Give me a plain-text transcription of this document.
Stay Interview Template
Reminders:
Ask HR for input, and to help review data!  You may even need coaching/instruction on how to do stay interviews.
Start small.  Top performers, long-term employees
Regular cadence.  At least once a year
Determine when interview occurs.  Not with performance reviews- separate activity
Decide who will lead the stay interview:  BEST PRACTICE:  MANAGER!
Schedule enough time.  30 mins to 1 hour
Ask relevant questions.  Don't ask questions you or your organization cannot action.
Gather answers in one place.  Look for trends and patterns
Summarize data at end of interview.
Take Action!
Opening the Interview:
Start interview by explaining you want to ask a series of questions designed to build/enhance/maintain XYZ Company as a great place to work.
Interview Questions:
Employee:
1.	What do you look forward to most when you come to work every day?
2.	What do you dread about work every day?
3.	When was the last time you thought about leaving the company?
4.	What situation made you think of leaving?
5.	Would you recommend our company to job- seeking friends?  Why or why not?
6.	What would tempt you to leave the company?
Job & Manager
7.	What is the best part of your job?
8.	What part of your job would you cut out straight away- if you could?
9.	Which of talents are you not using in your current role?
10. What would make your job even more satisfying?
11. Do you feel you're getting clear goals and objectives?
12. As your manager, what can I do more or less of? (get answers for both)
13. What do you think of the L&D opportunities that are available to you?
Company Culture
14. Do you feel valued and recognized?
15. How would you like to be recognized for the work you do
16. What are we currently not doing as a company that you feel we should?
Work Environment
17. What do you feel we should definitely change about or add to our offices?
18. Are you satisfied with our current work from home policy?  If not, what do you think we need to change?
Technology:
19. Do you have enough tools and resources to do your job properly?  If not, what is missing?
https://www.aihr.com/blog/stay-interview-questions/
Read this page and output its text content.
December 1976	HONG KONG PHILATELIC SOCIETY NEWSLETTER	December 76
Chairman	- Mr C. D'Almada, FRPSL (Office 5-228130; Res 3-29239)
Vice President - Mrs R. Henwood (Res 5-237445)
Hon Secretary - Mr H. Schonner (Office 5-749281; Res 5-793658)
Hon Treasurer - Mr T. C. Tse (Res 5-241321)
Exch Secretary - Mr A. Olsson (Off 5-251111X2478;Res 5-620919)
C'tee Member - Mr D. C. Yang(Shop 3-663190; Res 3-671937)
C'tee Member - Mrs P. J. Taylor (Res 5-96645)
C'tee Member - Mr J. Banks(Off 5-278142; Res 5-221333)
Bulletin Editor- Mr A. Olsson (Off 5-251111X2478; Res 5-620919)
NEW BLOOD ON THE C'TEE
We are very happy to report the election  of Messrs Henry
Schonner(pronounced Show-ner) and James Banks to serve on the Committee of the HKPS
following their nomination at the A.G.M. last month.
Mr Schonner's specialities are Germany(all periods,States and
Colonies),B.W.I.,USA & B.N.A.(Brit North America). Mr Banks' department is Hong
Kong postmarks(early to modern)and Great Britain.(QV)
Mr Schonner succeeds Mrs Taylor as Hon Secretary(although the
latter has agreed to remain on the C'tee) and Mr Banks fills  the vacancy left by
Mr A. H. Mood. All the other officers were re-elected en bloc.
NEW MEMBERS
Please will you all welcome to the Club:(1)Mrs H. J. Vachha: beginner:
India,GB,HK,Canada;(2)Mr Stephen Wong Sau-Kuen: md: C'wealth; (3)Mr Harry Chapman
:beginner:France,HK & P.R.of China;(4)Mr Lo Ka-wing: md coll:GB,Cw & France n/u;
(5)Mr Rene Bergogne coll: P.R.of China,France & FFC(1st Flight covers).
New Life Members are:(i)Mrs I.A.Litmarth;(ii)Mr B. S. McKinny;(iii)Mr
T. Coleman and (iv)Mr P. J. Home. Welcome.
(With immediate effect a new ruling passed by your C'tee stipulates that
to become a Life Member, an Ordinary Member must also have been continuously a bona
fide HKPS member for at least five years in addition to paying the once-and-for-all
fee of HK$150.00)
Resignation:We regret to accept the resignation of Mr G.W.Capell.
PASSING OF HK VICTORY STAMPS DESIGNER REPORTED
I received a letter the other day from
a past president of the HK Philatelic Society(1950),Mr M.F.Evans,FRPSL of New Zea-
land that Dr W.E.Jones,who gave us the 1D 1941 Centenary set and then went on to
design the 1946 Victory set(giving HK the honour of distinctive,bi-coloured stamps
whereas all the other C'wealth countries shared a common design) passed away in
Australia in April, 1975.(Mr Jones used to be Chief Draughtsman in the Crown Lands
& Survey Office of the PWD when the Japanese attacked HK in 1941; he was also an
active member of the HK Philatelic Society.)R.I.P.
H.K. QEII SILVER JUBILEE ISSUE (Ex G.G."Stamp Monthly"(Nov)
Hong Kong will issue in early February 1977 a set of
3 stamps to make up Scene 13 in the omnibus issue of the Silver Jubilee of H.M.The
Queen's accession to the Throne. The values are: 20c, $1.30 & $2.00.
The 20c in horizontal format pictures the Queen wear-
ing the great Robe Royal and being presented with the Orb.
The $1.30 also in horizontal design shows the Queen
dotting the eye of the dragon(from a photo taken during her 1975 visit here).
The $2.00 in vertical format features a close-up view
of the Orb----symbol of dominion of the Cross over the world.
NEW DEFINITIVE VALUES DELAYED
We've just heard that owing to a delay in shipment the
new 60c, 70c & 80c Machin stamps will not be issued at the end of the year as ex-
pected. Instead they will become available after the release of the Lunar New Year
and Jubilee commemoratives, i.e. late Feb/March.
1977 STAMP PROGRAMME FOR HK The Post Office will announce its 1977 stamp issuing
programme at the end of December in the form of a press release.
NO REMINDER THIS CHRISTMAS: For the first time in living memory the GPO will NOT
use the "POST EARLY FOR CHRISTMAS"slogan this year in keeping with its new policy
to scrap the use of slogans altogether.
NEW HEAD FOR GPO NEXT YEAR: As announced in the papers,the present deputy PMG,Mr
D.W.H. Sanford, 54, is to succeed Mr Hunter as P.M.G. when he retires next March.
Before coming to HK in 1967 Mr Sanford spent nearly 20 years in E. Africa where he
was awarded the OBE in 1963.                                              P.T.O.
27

Exercise task — Pick out the lines that include the word "feel" and write them out.

Solution for this problem —
11. Do you feel you're getting clear goals and objectives?
14. Do you feel valued and recognized?
16. What are we currently not doing as a company that you feel we should?
17. What do you feel we should definitely change about or add to our offices?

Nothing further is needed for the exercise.